▼▼▼

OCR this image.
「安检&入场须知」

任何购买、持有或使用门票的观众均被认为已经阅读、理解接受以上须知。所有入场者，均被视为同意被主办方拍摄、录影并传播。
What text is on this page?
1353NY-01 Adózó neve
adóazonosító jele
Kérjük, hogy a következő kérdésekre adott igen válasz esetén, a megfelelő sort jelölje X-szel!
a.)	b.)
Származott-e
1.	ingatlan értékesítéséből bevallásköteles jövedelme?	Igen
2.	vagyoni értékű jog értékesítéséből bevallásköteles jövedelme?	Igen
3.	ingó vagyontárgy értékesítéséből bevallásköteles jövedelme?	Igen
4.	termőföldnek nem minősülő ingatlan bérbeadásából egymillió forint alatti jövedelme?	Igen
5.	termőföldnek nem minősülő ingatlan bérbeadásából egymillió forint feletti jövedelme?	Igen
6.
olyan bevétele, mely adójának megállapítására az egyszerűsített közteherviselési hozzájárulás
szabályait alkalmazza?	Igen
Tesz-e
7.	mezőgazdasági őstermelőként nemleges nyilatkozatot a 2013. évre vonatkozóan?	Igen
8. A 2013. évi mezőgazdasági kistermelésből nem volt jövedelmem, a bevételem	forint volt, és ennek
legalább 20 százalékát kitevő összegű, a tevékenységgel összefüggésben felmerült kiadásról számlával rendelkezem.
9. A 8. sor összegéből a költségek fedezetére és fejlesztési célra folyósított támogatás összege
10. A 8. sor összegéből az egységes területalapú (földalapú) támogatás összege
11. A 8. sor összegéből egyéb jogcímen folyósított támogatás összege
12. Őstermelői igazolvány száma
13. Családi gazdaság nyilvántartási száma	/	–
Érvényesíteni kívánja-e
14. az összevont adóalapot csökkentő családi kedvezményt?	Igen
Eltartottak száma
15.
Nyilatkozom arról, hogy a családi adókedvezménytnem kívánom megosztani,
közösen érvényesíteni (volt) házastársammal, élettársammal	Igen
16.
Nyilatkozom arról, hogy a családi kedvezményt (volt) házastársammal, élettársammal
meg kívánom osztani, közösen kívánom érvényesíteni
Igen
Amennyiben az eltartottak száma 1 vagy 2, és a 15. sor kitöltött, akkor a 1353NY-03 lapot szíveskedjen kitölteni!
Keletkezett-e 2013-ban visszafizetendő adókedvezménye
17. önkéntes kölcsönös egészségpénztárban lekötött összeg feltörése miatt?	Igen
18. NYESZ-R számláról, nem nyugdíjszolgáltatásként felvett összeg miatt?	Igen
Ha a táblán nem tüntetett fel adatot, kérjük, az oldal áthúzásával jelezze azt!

▲▲▲

TASK:
Extract all of the material exactly as it is written.

OUTPUT OF THE TASK:
OCR this image.
「安检&入场须知」

任何购买、持有或使用门票的观众均被认为已经阅读、理解接受以上须知。所有入场者，均被视为同意被主办方拍摄、录影并传播。
What text is on this page?
1353NY-01 Adózó neve
adóazonosító jele
Kérjük, hogy a következő kérdésekre adott igen válasz esetén, a megfelelő sort jelölje X-szel!
a.)	b.)
Származott-e
1.	ingatlan értékesítéséből bevallásköteles jövedelme?	Igen
2.	vagyoni értékű jog értékesítéséből bevallásköteles jövedelme?	Igen
3.	ingó vagyontárgy értékesítéséből bevallásköteles jövedelme?	Igen
4.	termőföldnek nem minősülő ingatlan bérbeadásából egymillió forint alatti jövedelme?	Igen
5.	termőföldnek nem minősülő ingatlan bérbeadásából egymillió forint feletti jövedelme?	Igen
6.
olyan bevétele, mely adójának megállapítására az egyszerűsített közteherviselési hozzájárulás
szabályait alkalmazza?	Igen
Tesz-e
7.	mezőgazdasági őstermelőként nemleges nyilatkozatot a 2013. évre vonatkozóan?	Igen
8. A 2013. évi mezőgazdasági kistermelésből nem volt jövedelmem, a bevételem	forint volt, és ennek
legalább 20 százalékát kitevő összegű, a tevékenységgel összefüggésben felmerült kiadásról számlával rendelkezem.
9. A 8. sor összegéből a költségek fedezetére és fejlesztési célra folyósított támogatás összege
10. A 8. sor összegéből az egységes területalapú (földalapú) támogatás összege
11. A 8. sor összegéből egyéb jogcímen folyósított támogatás összege
12. Őstermelői igazolvány száma
13. Családi gazdaság nyilvántartási száma	/	–
Érvényesíteni kívánja-e
14. az összevont adóalapot csökkentő családi kedvezményt?	Igen
Eltartottak száma
15.
Nyilatkozom arról, hogy a családi adókedvezménytnem kívánom megosztani,
közösen érvényesíteni (volt) házastársammal, élettársammal	Igen
16.
Nyilatkozom arról, hogy a családi kedvezményt (volt) házastársammal, élettársammal
meg kívánom osztani, közösen kívánom érvényesíteni
Igen
Amennyiben az eltartottak száma 1 vagy 2, és a 15. sor kitöltött, akkor a 1353NY-03 lapot szíveskedjen kitölteni!
Keletkezett-e 2013-ban visszafizetendő adókedvezménye
17. önkéntes kölcsönös egészségpénztárban lekötött összeg feltörése miatt?	Igen
18. NYESZ-R számláról, nem nyugdíjszolgáltatásként felvett összeg miatt?	Igen
Ha a táblán nem tüntetett fel adatot, kérjük, az oldal áthúzásával jelezze azt!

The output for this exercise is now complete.